**Task requirements**
Spot each line that carries the word "หมายความรวมถ"; copy those lines.

# start of Input records

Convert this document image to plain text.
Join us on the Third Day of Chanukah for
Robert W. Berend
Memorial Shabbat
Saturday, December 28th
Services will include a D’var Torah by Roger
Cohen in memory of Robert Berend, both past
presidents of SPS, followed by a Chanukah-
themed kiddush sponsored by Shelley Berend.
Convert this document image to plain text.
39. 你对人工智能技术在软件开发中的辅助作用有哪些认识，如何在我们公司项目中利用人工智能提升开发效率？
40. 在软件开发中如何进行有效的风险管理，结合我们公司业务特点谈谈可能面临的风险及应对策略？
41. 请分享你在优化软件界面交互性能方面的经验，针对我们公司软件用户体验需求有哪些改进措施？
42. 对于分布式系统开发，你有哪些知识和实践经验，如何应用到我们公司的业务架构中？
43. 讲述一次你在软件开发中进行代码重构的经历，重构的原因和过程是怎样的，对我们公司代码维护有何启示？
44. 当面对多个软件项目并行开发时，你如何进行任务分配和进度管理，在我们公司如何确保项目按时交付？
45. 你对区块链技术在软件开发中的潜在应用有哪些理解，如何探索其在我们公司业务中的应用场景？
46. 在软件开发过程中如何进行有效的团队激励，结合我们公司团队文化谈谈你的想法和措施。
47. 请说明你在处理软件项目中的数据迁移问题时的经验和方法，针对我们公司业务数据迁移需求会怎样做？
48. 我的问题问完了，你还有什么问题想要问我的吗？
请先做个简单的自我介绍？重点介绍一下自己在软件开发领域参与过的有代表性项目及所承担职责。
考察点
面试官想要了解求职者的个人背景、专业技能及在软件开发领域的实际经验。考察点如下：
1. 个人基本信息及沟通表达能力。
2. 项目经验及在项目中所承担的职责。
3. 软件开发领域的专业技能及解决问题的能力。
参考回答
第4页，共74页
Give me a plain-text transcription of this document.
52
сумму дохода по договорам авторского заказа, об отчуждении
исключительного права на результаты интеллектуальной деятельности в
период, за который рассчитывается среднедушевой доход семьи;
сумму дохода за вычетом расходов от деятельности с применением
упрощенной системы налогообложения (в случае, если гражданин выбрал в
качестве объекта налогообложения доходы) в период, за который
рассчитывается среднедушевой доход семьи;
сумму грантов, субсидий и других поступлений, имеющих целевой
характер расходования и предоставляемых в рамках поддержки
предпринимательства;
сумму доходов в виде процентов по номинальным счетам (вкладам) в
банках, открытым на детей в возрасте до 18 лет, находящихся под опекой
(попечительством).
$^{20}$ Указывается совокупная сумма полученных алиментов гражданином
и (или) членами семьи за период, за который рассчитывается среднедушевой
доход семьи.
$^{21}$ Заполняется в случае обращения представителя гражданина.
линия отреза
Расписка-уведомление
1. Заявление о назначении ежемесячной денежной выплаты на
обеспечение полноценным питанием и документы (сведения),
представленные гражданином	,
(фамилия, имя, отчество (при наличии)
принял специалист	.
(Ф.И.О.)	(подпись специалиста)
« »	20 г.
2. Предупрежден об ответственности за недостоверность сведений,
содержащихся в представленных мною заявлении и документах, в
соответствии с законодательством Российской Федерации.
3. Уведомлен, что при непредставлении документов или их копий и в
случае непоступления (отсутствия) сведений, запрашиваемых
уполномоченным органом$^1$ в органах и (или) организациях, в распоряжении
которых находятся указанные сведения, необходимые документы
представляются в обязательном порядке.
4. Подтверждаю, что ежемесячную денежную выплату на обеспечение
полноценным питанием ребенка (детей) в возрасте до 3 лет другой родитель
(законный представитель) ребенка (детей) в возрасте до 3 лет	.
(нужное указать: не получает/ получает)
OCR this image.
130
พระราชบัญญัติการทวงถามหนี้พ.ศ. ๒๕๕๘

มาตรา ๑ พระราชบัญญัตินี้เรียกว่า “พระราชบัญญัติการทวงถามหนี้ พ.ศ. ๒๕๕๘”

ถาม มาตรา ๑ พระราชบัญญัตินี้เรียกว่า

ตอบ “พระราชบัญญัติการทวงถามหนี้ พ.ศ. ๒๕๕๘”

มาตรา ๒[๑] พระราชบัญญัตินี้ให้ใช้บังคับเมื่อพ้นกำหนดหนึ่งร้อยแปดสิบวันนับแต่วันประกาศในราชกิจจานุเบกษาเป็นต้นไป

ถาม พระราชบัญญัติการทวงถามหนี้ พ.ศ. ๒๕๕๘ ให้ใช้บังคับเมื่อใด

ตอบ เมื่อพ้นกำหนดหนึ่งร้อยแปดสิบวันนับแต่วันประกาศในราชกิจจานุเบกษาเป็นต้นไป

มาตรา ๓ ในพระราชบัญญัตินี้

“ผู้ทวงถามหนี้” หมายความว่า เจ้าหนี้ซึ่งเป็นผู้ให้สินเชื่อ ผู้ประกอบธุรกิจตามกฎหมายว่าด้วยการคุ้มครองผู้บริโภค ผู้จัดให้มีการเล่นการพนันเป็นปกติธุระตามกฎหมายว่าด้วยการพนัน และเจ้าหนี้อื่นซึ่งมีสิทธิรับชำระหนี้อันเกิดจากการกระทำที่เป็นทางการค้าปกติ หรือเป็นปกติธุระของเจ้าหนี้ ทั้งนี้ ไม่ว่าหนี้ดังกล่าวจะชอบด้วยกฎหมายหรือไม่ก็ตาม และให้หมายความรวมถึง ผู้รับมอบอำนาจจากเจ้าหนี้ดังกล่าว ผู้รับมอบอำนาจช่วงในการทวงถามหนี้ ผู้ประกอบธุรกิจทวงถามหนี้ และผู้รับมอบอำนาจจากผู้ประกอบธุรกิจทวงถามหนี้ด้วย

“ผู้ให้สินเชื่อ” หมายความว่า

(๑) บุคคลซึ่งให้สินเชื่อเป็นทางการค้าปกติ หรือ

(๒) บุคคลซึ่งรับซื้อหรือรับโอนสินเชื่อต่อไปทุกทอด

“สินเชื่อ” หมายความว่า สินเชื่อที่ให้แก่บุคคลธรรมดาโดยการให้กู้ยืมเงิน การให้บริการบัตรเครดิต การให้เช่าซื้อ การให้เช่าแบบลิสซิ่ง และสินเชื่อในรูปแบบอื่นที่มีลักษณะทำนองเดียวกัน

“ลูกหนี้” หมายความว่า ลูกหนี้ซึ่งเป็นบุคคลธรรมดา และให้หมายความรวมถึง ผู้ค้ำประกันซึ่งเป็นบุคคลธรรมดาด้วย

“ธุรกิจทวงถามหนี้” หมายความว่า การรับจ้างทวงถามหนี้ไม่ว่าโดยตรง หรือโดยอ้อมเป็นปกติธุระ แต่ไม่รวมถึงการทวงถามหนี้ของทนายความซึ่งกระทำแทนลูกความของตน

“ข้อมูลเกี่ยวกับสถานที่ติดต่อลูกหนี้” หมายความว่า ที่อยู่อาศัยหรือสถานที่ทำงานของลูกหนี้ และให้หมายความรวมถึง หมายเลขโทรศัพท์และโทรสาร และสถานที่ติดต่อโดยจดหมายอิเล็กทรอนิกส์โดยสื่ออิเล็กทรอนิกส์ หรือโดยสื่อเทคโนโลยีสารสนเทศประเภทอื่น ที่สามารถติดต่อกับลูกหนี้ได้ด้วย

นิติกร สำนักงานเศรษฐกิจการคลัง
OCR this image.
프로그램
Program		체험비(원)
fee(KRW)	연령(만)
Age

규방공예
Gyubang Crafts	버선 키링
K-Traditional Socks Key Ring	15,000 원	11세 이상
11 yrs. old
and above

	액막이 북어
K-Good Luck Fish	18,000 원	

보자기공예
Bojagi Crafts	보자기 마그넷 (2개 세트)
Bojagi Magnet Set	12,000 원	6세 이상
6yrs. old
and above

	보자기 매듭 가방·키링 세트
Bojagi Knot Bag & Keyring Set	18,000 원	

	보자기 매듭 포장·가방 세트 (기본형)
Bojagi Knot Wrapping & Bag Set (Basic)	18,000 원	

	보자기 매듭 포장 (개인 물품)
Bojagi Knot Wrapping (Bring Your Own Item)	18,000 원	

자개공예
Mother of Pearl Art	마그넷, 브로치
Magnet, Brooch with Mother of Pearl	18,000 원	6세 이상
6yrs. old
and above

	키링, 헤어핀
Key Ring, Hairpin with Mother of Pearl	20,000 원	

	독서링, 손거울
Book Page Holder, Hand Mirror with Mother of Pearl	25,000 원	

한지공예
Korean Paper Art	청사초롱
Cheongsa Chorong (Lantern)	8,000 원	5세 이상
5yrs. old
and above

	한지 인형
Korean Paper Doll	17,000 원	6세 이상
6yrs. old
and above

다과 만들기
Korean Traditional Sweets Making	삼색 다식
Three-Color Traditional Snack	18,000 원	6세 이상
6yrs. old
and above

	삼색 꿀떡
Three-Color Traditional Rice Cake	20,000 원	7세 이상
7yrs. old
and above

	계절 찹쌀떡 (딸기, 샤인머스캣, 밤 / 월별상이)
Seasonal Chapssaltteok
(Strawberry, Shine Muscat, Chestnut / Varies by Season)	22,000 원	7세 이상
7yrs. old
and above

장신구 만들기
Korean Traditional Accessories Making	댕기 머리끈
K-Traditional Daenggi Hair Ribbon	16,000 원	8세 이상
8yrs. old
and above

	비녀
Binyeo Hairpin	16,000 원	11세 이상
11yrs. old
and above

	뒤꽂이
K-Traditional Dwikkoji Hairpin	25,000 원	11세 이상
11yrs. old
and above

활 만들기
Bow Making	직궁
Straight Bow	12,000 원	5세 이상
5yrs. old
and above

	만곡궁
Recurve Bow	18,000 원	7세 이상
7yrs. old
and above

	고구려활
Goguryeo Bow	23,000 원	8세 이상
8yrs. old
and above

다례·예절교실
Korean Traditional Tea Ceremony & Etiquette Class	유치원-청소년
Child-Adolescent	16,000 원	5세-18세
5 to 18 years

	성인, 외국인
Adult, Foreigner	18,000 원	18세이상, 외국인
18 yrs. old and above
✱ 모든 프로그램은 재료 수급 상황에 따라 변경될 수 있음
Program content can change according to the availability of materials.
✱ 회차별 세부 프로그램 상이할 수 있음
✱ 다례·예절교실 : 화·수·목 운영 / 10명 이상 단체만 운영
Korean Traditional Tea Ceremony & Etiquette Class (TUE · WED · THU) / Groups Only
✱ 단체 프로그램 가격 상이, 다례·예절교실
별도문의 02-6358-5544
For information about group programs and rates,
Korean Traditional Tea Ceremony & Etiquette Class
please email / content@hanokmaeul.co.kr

# end of Input records

**Written answer**
“ผู้ทวงถามหนี้” หมายความว่า เจ้าหนี้ซึ่งเป็นผู้ให้สินเชื่อ ผู้ประกอบธุรกิจตามกฎหมายว่าด้วยการคุ้มครองผู้บริโภค ผู้จัดให้มีการเล่นการพนันเป็นปกติธุระตามกฎหมายว่าด้วยการพนัน และเจ้าหนี้อื่นซึ่งมีสิทธิรับชำระหนี้อันเกิดจากการกระทำที่เป็นทางการค้าปกติ หรือเป็นปกติธุระของเจ้าหนี้ ทั้งนี้ ไม่ว่าหนี้ดังกล่าวจะชอบด้วยกฎหมายหรือไม่ก็ตาม และให้หมายความรวมถึง ผู้รับมอบอำนาจจากเจ้าหนี้ดังกล่าว ผู้รับมอบอำนาจช่วงในการทวงถามหนี้ ผู้ประกอบธุรกิจทวงถามหนี้ และผู้รับมอบอำนาจจากผู้ประกอบธุรกิจทวงถามหนี้ด้วย
“ลูกหนี้” หมายความว่า ลูกหนี้ซึ่งเป็นบุคคลธรรมดา และให้หมายความรวมถึง ผู้ค้ำประกันซึ่งเป็นบุคคลธรรมดาด้วย
“ข้อมูลเกี่ยวกับสถานที่ติดต่อลูกหนี้” หมายความว่า ที่อยู่อาศัยหรือสถานที่ทำงานของลูกหนี้ และให้หมายความรวมถึง หมายเลขโทรศัพท์และโทรสาร และสถานที่ติดต่อโดยจดหมายอิเล็กทรอนิกส์โดยสื่ออิเล็กทรอนิกส์ หรือโดยสื่อเทคโนโลยีสารสนเทศประเภทอื่น ที่สามารถติดต่อกับลูกหนี้ได้ด้วย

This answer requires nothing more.